With every passing month, it gets harder to see the United States's refusal to address the problem of global warming as anything other than craven prostitution to the fossil fuel industry, a betrayal of future generations, and a suicidal commitment to the status quo. The most recent affront came at last month's international talks on climate change in Montreal. Shortly after midnight on December 9, as delegates were hashing out ideas on reducing greenhouse gas emissions, the U.S. -- joined by China, the world's other largest polluter -- threatened to pick up its toys and go home. A few changes in wording kept the American delegates on site, but the damage was done, and nothing came of the conference.
Adding insult to injury, State Department spokesman Adam Ereli offered this defense of the American position, almost surreal in its disingenuousness:
"If you want to talk about global consciousness, I'd say there's one country that is focused on action, that is focused on dialogue, that is focused on cooperation, and that is focused on helping the developing world, and that's the United States."
Ereli's comments bring to mind Emerson's acid criticism of Senator Daniel Webster, who compromised his principles by helping to draft the grand 1850 compromise on slavery. "The word 'liberty' in the mouth of Mr. Webster," Emerson said, "sounds like the word 'love' in the mouth of a courtesan." Change "liberty" to "global consciousness" and Webster to Ereli, and the criticism holds.

--

What is asked:
**1)** Copy the climate talks passage word for word, everything from "Ereli's comments bring" down to "the criticism holds.".
**2)** Continue the essay on the U.S. stance at the Montreal climate talks, picking up after its final sentence.

Information provided:
--

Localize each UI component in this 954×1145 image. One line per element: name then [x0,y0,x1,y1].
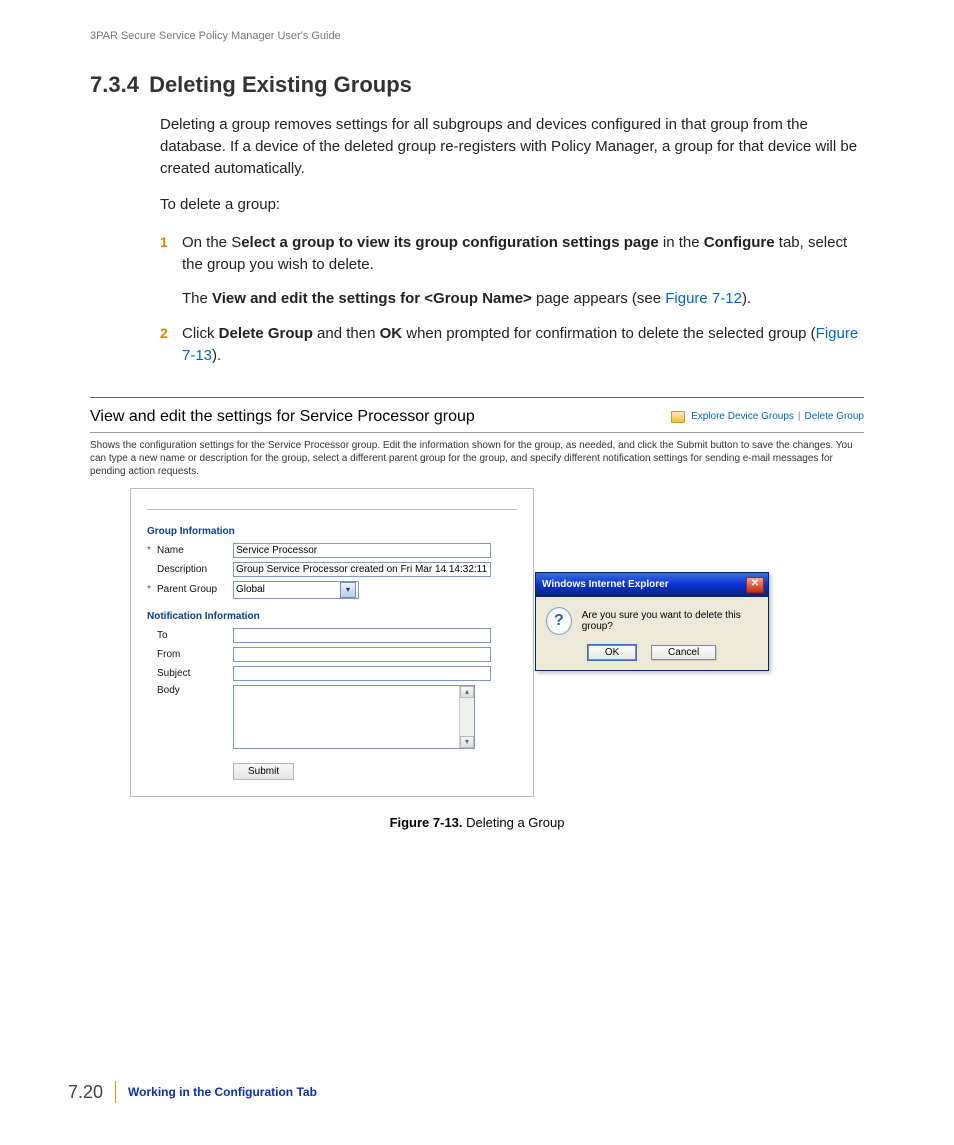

--

Answers:
**1)**
Ereli's comments bring to mind Emerson's acid criticism of Senator Daniel Webster, who compromised his principles by helping to draft the grand 1850 compromise on slavery. "The word 'liberty' in the mouth of Mr. Webster," Emerson said, "sounds like the word 'love' in the mouth of a courtesan." Change "liberty" to "global consciousness" and Webster to Ereli, and the criticism holds.

**2)**
For the distressing facts are as follows. In the past five years, the United States has stymied every reasonable effort to curb greenhouse gases; has shortchanged R&D in alternative energies and green technologies; has loosened or refused to enforce regulations on the coal and oil industries; has refused to cooperate with other advanced nations on global warming or energy policy; has refused to put forward alternative ideas to Kyoto as promised; has refused, in fact, to put forward any ideas at all; has cancelled the Deep Space Climate Observatory, which would have provided crucial information about planetary weather; has refused to call for even the slightest increase in emissions standards; and has refused to encourage responsible living but rather dismissed environmentalism as a mere "sign of personal virtue."
The year 2001, when the forces of anti-environmentalism came to Washington, may be remembered as a turning point in global history, a moment when a window of opportunity began to close irrevocably. Despite all the political dithering, the scientific consensus is increasingly clear and increasingly disturbing: global warming is a real and growing threat, a "gathering threat" as President Bush or Donald Rumsfeld might say.
As the London Independent reported on Jan. 15: "Global warming is set to accelerate alarmingly because of a sharp jump in the amount of carbon dioxide in the atmosphere. . . . Preliminary figures [from the U.S. National Oceanic and Atmospheric Administration] show that levels of the gas -- the main cause of climate change -- have risen abruptly in the past four years. Scientists fear that warming is entering a new phase, and may accelerate further."
Look around: record heat, record drought, more hurricanes, more intense hurricanes, islands in the Maldives evacuated, disappearing amphibious species, strange weather everywhere. Not the earth itself, but the earth's biosphere, which sustains all life, is hurtling toward potential catastrophe. Endless debate? No thank you. Action is the imperative, and preparation for a future that looks increasingly grim. What lies ahead could make the "war on terror" seem like a tragic diversion.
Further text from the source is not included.